Set problem → Write each line out again exactly as written.

Supplied material →
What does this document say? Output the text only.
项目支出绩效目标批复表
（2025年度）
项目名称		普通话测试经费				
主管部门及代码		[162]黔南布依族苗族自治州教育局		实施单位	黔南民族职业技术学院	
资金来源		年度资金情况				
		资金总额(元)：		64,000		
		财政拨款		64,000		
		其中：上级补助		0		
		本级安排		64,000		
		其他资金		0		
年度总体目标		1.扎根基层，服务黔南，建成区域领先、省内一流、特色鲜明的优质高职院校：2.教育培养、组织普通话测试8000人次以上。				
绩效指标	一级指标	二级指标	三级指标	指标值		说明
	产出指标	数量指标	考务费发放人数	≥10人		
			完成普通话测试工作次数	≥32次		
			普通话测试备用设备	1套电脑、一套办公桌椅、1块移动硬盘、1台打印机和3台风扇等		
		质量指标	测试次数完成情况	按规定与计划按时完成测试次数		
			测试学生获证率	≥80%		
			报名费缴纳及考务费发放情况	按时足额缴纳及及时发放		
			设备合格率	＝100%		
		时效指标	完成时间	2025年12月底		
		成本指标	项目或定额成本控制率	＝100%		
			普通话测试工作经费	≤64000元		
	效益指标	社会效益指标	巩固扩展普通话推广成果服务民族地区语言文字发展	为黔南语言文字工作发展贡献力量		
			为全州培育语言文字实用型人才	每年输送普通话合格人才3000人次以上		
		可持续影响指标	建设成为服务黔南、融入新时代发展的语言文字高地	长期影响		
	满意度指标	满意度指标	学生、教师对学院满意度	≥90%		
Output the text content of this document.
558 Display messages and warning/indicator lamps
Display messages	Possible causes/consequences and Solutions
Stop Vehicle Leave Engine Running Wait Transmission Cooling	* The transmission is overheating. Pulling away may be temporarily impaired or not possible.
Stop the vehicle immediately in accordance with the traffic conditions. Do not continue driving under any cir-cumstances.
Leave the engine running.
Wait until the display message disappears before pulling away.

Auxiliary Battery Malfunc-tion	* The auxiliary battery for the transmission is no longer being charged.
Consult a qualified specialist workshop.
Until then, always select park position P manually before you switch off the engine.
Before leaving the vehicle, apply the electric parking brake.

Solution below →
What does this document say? Output the text only.
项目支出绩效目标批复表
（2025年度）
项目名称		普通话测试经费				
主管部门及代码		[162]黔南布依族苗族自治州教育局		实施单位	黔南民族职业技术学院	
资金来源		年度资金情况				
		资金总额(元)：		64,000		
		财政拨款		64,000		
		其中：上级补助		0		
		本级安排		64,000		
		其他资金		0		
年度总体目标		1.扎根基层，服务黔南，建成区域领先、省内一流、特色鲜明的优质高职院校：2.教育培养、组织普通话测试8000人次以上。				
绩效指标	一级指标	二级指标	三级指标	指标值		说明
	产出指标	数量指标	考务费发放人数	≥10人		
			完成普通话测试工作次数	≥32次		
			普通话测试备用设备	1套电脑、一套办公桌椅、1块移动硬盘、1台打印机和3台风扇等		
		质量指标	测试次数完成情况	按规定与计划按时完成测试次数		
			测试学生获证率	≥80%		
			报名费缴纳及考务费发放情况	按时足额缴纳及及时发放		
			设备合格率	＝100%		
		时效指标	完成时间	2025年12月底		
		成本指标	项目或定额成本控制率	＝100%		
			普通话测试工作经费	≤64000元		
	效益指标	社会效益指标	巩固扩展普通话推广成果服务民族地区语言文字发展	为黔南语言文字工作发展贡献力量		
			为全州培育语言文字实用型人才	每年输送普通话合格人才3000人次以上		
		可持续影响指标	建设成为服务黔南、融入新时代发展的语言文字高地	长期影响		
	满意度指标	满意度指标	学生、教师对学院满意度	≥90%		
Output the text content of this document.
558 Display messages and warning/indicator lamps
Display messages	Possible causes/consequences and Solutions
Stop Vehicle Leave Engine Running Wait Transmission Cooling	* The transmission is overheating. Pulling away may be temporarily impaired or not possible.
Stop the vehicle immediately in accordance with the traffic conditions. Do not continue driving under any cir-cumstances.
Leave the engine running.
Wait until the display message disappears before pulling away.

Auxiliary Battery Malfunc-tion	* The auxiliary battery for the transmission is no longer being charged.
Consult a qualified specialist workshop.
Until then, always select park position P manually before you switch off the engine.
Before leaving the vehicle, apply the electric parking brake.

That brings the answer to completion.